- [Written exercise]:
Restate all of the data exactly.

------------------------------------------------------------------------

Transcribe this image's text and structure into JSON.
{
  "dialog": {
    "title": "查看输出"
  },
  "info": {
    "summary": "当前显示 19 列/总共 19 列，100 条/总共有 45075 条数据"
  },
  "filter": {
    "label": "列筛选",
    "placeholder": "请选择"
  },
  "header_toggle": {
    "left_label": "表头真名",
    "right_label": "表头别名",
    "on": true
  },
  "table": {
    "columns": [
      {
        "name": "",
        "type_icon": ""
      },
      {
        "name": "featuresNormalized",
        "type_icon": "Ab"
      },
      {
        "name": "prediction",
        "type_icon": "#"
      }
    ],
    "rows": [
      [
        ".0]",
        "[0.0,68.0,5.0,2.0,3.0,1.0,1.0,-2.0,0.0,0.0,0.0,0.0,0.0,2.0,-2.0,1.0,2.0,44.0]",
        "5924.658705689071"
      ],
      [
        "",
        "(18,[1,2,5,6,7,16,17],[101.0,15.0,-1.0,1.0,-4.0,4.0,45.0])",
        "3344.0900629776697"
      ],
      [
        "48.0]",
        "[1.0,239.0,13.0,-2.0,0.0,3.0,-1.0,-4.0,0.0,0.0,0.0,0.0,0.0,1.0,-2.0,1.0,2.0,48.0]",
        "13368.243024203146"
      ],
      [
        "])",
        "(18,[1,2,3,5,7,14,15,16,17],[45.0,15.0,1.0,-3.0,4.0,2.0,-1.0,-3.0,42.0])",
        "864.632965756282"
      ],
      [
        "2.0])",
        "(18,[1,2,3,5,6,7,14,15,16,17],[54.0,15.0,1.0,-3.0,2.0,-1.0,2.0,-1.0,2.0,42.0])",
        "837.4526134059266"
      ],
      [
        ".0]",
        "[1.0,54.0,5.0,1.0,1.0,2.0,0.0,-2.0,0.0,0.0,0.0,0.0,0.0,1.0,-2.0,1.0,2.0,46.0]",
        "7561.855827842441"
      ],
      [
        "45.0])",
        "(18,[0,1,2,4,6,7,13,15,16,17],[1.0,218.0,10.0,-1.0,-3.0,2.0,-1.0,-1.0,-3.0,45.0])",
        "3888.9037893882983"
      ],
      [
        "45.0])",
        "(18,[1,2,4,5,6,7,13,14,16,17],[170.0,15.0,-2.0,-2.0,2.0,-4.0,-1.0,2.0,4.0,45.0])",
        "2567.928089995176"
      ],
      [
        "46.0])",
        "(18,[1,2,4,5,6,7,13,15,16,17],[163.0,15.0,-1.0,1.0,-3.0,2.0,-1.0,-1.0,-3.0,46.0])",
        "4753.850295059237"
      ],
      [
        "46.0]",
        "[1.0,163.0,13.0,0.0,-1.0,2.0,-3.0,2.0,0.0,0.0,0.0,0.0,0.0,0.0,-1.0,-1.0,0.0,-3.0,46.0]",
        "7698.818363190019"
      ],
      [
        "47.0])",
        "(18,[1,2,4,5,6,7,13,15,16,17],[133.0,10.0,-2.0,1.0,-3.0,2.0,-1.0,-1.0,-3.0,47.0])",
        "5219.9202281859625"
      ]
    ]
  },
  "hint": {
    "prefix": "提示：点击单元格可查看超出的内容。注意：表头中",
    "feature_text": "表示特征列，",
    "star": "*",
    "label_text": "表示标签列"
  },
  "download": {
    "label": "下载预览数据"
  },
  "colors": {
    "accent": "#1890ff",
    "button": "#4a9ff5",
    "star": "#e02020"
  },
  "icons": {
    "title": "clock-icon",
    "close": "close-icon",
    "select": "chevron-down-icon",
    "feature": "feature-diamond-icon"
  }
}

------------------------------------------------------------------------

- [Task response]:
Transcribe this image's text and structure into JSON.
{
  "dialog": {
    "title": "查看输出"
  },
  "info": {
    "summary": "当前显示 19 列/总共 19 列，100 条/总共有 45075 条数据"
  },
  "filter": {
    "label": "列筛选",
    "placeholder": "请选择"
  },
  "header_toggle": {
    "left_label": "表头真名",
    "right_label": "表头别名",
    "on": true
  },
  "table": {
    "columns": [
      {
        "name": "",
        "type_icon": ""
      },
      {
        "name": "featuresNormalized",
        "type_icon": "Ab"
      },
      {
        "name": "prediction",
        "type_icon": "#"
      }
    ],
    "rows": [
      [
        ".0]",
        "[0.0,68.0,5.0,2.0,3.0,1.0,1.0,-2.0,0.0,0.0,0.0,0.0,0.0,2.0,-2.0,1.0,2.0,44.0]",
        "5924.658705689071"
      ],
      [
        "",
        "(18,[1,2,5,6,7,16,17],[101.0,15.0,-1.0,1.0,-4.0,4.0,45.0])",
        "3344.0900629776697"
      ],
      [
        "48.0]",
        "[1.0,239.0,13.0,-2.0,0.0,3.0,-1.0,-4.0,0.0,0.0,0.0,0.0,0.0,1.0,-2.0,1.0,2.0,48.0]",
        "13368.243024203146"
      ],
      [
        "])",
        "(18,[1,2,3,5,7,14,15,16,17],[45.0,15.0,1.0,-3.0,4.0,2.0,-1.0,-3.0,42.0])",
        "864.632965756282"
      ],
      [
        "2.0])",
        "(18,[1,2,3,5,6,7,14,15,16,17],[54.0,15.0,1.0,-3.0,2.0,-1.0,2.0,-1.0,2.0,42.0])",
        "837.4526134059266"
      ],
      [
        ".0]",
        "[1.0,54.0,5.0,1.0,1.0,2.0,0.0,-2.0,0.0,0.0,0.0,0.0,0.0,1.0,-2.0,1.0,2.0,46.0]",
        "7561.855827842441"
      ],
      [
        "45.0])",
        "(18,[0,1,2,4,6,7,13,15,16,17],[1.0,218.0,10.0,-1.0,-3.0,2.0,-1.0,-1.0,-3.0,45.0])",
        "3888.9037893882983"
      ],
      [
        "45.0])",
        "(18,[1,2,4,5,6,7,13,14,16,17],[170.0,15.0,-2.0,-2.0,2.0,-4.0,-1.0,2.0,4.0,45.0])",
        "2567.928089995176"
      ],
      [
        "46.0])",
        "(18,[1,2,4,5,6,7,13,15,16,17],[163.0,15.0,-1.0,1.0,-3.0,2.0,-1.0,-1.0,-3.0,46.0])",
        "4753.850295059237"
      ],
      [
        "46.0]",
        "[1.0,163.0,13.0,0.0,-1.0,2.0,-3.0,2.0,0.0,0.0,0.0,0.0,0.0,0.0,-1.0,-1.0,0.0,-3.0,46.0]",
        "7698.818363190019"
      ],
      [
        "47.0])",
        "(18,[1,2,4,5,6,7,13,15,16,17],[133.0,10.0,-2.0,1.0,-3.0,2.0,-1.0,-1.0,-3.0,47.0])",
        "5219.9202281859625"
      ]
    ]
  },
  "hint": {
    "prefix": "提示：点击单元格可查看超出的内容。注意：表头中",
    "feature_text": "表示特征列，",
    "star": "*",
    "label_text": "表示标签列"
  },
  "download": {
    "label": "下载预览数据"
  },
  "colors": {
    "accent": "#1890ff",
    "button": "#4a9ff5",
    "star": "#e02020"
  },
  "icons": {
    "title": "clock-icon",
    "close": "close-icon",
    "select": "chevron-down-icon",
    "feature": "feature-diamond-icon"
  }
}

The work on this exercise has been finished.